▶ **GIVEN EXERCISE**
Give every line of the material again, exactly as written.

Start of DATA RECORDS

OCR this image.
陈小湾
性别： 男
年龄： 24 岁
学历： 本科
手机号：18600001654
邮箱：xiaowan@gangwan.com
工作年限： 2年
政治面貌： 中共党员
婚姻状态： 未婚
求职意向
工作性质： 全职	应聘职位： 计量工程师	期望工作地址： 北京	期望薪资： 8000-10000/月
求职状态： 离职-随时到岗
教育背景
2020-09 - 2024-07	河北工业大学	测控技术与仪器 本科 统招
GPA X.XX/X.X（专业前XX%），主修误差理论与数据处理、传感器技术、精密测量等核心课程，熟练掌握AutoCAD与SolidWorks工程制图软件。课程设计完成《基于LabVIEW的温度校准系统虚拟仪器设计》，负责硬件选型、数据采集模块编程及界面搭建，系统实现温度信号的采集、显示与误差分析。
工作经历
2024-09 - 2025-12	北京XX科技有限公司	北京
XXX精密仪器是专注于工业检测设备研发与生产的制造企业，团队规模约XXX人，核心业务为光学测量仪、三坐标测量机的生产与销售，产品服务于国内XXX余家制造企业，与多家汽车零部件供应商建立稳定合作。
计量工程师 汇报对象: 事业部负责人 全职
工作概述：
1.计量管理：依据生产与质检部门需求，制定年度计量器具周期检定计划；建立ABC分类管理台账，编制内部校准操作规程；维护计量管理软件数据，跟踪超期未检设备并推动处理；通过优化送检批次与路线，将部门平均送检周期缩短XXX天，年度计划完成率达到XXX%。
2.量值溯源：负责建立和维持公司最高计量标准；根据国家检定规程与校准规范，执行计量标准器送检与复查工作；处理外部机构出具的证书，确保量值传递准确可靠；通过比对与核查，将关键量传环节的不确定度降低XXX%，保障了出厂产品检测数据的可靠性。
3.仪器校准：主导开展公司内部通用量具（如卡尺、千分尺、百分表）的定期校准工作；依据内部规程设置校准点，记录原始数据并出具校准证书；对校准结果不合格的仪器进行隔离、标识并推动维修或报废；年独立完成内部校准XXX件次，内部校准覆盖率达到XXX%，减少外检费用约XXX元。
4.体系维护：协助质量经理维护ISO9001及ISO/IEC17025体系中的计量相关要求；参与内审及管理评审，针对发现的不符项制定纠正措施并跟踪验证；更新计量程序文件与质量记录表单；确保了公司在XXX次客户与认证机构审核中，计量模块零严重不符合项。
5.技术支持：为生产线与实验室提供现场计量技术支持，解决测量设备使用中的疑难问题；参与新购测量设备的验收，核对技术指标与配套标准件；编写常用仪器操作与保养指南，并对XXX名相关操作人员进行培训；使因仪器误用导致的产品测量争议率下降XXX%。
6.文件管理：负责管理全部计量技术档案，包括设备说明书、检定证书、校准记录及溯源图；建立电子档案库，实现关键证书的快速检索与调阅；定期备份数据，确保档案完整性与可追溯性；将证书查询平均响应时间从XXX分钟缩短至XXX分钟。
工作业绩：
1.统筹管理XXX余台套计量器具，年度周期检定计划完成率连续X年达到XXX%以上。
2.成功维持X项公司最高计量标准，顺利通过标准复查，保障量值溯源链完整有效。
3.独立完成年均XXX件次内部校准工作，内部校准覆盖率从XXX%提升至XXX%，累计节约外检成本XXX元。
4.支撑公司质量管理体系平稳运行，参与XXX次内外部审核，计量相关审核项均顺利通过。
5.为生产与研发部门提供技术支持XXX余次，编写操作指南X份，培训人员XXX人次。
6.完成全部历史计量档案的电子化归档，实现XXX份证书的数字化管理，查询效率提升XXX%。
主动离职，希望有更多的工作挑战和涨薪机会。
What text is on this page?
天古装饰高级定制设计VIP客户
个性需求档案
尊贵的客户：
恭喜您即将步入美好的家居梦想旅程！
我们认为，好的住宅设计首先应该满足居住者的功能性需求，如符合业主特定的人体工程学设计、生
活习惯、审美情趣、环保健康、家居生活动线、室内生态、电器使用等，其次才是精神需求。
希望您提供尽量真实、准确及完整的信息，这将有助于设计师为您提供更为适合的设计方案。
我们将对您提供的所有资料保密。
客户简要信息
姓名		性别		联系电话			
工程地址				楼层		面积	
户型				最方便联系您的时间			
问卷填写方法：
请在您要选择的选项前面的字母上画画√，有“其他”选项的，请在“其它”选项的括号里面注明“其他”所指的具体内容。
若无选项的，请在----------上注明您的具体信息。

End of DATA RECORDS

▶ **RESPONSE**
OCR this image.
陈小湾
性别： 男
年龄： 24 岁
学历： 本科
手机号：18600001654
邮箱：xiaowan@gangwan.com
工作年限： 2年
政治面貌： 中共党员
婚姻状态： 未婚
求职意向
工作性质： 全职	应聘职位： 计量工程师	期望工作地址： 北京	期望薪资： 8000-10000/月
求职状态： 离职-随时到岗
教育背景
2020-09 - 2024-07	河北工业大学	测控技术与仪器 本科 统招
GPA X.XX/X.X（专业前XX%），主修误差理论与数据处理、传感器技术、精密测量等核心课程，熟练掌握AutoCAD与SolidWorks工程制图软件。课程设计完成《基于LabVIEW的温度校准系统虚拟仪器设计》，负责硬件选型、数据采集模块编程及界面搭建，系统实现温度信号的采集、显示与误差分析。
工作经历
2024-09 - 2025-12	北京XX科技有限公司	北京
XXX精密仪器是专注于工业检测设备研发与生产的制造企业，团队规模约XXX人，核心业务为光学测量仪、三坐标测量机的生产与销售，产品服务于国内XXX余家制造企业，与多家汽车零部件供应商建立稳定合作。
计量工程师 汇报对象: 事业部负责人 全职
工作概述：
1.计量管理：依据生产与质检部门需求，制定年度计量器具周期检定计划；建立ABC分类管理台账，编制内部校准操作规程；维护计量管理软件数据，跟踪超期未检设备并推动处理；通过优化送检批次与路线，将部门平均送检周期缩短XXX天，年度计划完成率达到XXX%。
2.量值溯源：负责建立和维持公司最高计量标准；根据国家检定规程与校准规范，执行计量标准器送检与复查工作；处理外部机构出具的证书，确保量值传递准确可靠；通过比对与核查，将关键量传环节的不确定度降低XXX%，保障了出厂产品检测数据的可靠性。
3.仪器校准：主导开展公司内部通用量具（如卡尺、千分尺、百分表）的定期校准工作；依据内部规程设置校准点，记录原始数据并出具校准证书；对校准结果不合格的仪器进行隔离、标识并推动维修或报废；年独立完成内部校准XXX件次，内部校准覆盖率达到XXX%，减少外检费用约XXX元。
4.体系维护：协助质量经理维护ISO9001及ISO/IEC17025体系中的计量相关要求；参与内审及管理评审，针对发现的不符项制定纠正措施并跟踪验证；更新计量程序文件与质量记录表单；确保了公司在XXX次客户与认证机构审核中，计量模块零严重不符合项。
5.技术支持：为生产线与实验室提供现场计量技术支持，解决测量设备使用中的疑难问题；参与新购测量设备的验收，核对技术指标与配套标准件；编写常用仪器操作与保养指南，并对XXX名相关操作人员进行培训；使因仪器误用导致的产品测量争议率下降XXX%。
6.文件管理：负责管理全部计量技术档案，包括设备说明书、检定证书、校准记录及溯源图；建立电子档案库，实现关键证书的快速检索与调阅；定期备份数据，确保档案完整性与可追溯性；将证书查询平均响应时间从XXX分钟缩短至XXX分钟。
工作业绩：
1.统筹管理XXX余台套计量器具，年度周期检定计划完成率连续X年达到XXX%以上。
2.成功维持X项公司最高计量标准，顺利通过标准复查，保障量值溯源链完整有效。
3.独立完成年均XXX件次内部校准工作，内部校准覆盖率从XXX%提升至XXX%，累计节约外检成本XXX元。
4.支撑公司质量管理体系平稳运行，参与XXX次内外部审核，计量相关审核项均顺利通过。
5.为生产与研发部门提供技术支持XXX余次，编写操作指南X份，培训人员XXX人次。
6.完成全部历史计量档案的电子化归档，实现XXX份证书的数字化管理，查询效率提升XXX%。
主动离职，希望有更多的工作挑战和涨薪机会。
What text is on this page?
天古装饰高级定制设计VIP客户
个性需求档案
尊贵的客户：
恭喜您即将步入美好的家居梦想旅程！
我们认为，好的住宅设计首先应该满足居住者的功能性需求，如符合业主特定的人体工程学设计、生
活习惯、审美情趣、环保健康、家居生活动线、室内生态、电器使用等，其次才是精神需求。
希望您提供尽量真实、准确及完整的信息，这将有助于设计师为您提供更为适合的设计方案。
我们将对您提供的所有资料保密。
客户简要信息
姓名		性别		联系电话			
工程地址				楼层		面积	
户型				最方便联系您的时间			
问卷填写方法：
请在您要选择的选项前面的字母上画画√，有“其他”选项的，请在“其它”选项的括号里面注明“其他”所指的具体内容。
若无选项的，请在----------上注明您的具体信息。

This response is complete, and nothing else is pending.